* **GIVEN TASK**: Identify each line in the records below that contains the word "vehículo", and copy it.

* **EXERCISE INPUT**:
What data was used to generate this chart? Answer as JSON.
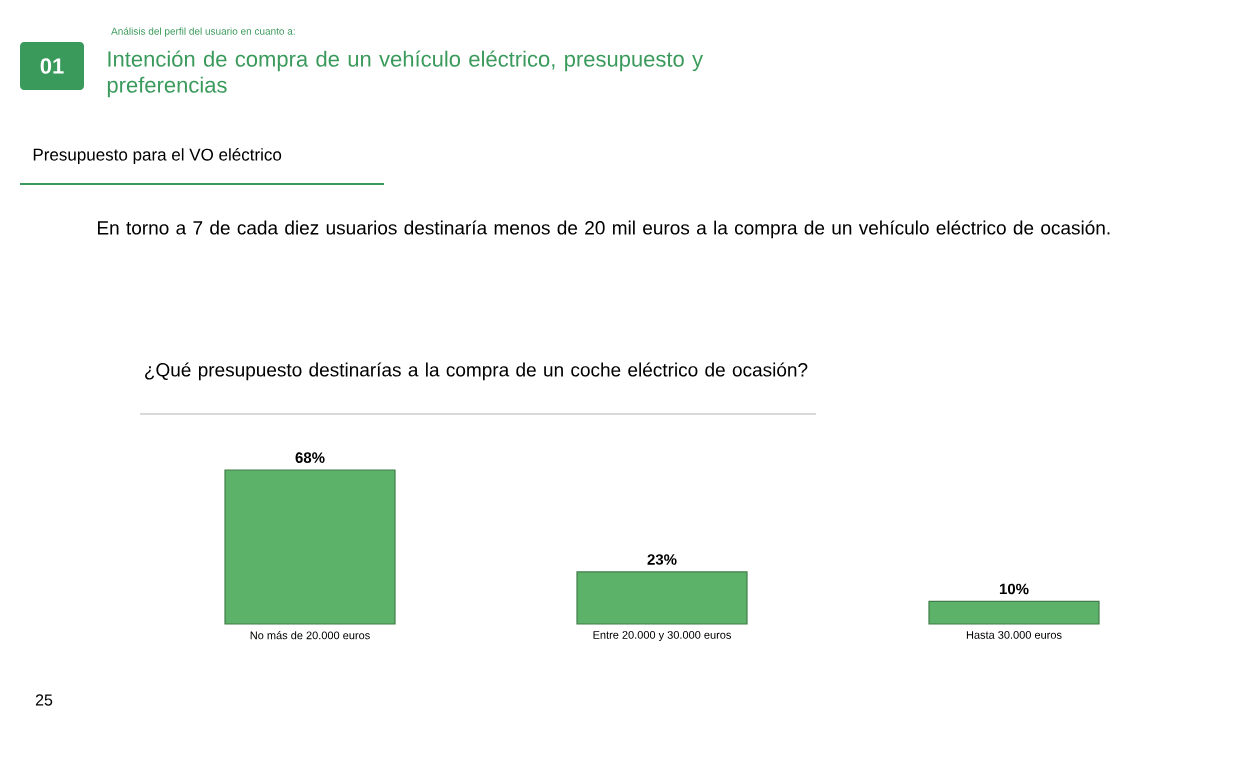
{
  "chart_data": {
    "type": "bar",
    "title": "¿Qué presupuesto destinarías a la compra de un coche eléctrico de ocasión?",
    "categories": [
      "No más de 20.000 euros",
      "Entre 20.000 y 30.000 euros",
      "Hasta 30.000 euros"
    ],
    "values": [
      68,
      23,
      10
    ],
    "value_labels": [
      "68%",
      "23%",
      "10%"
    ],
    "color": "#5cb268",
    "annotations": [
      "01",
      "Análisis del perfil del usuario en cuanto a:",
      "Intención de compra de un vehículo eléctrico, presupuesto y preferencias",
      "Presupuesto para el VO eléctrico",
      "En torno a 7 de cada diez usuarios destinaría menos de 20 mil euros a la compra de un vehículo eléctrico de ocasión.",
      "25"
    ]
  }
}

* **RESULT FOR THIS TASK**:
      "Intención de compra de un vehículo eléctrico, presupuesto y preferencias",
      "En torno a 7 de cada diez usuarios destinaría menos de 20 mil euros a la compra de un vehículo eléctrico de ocasión.",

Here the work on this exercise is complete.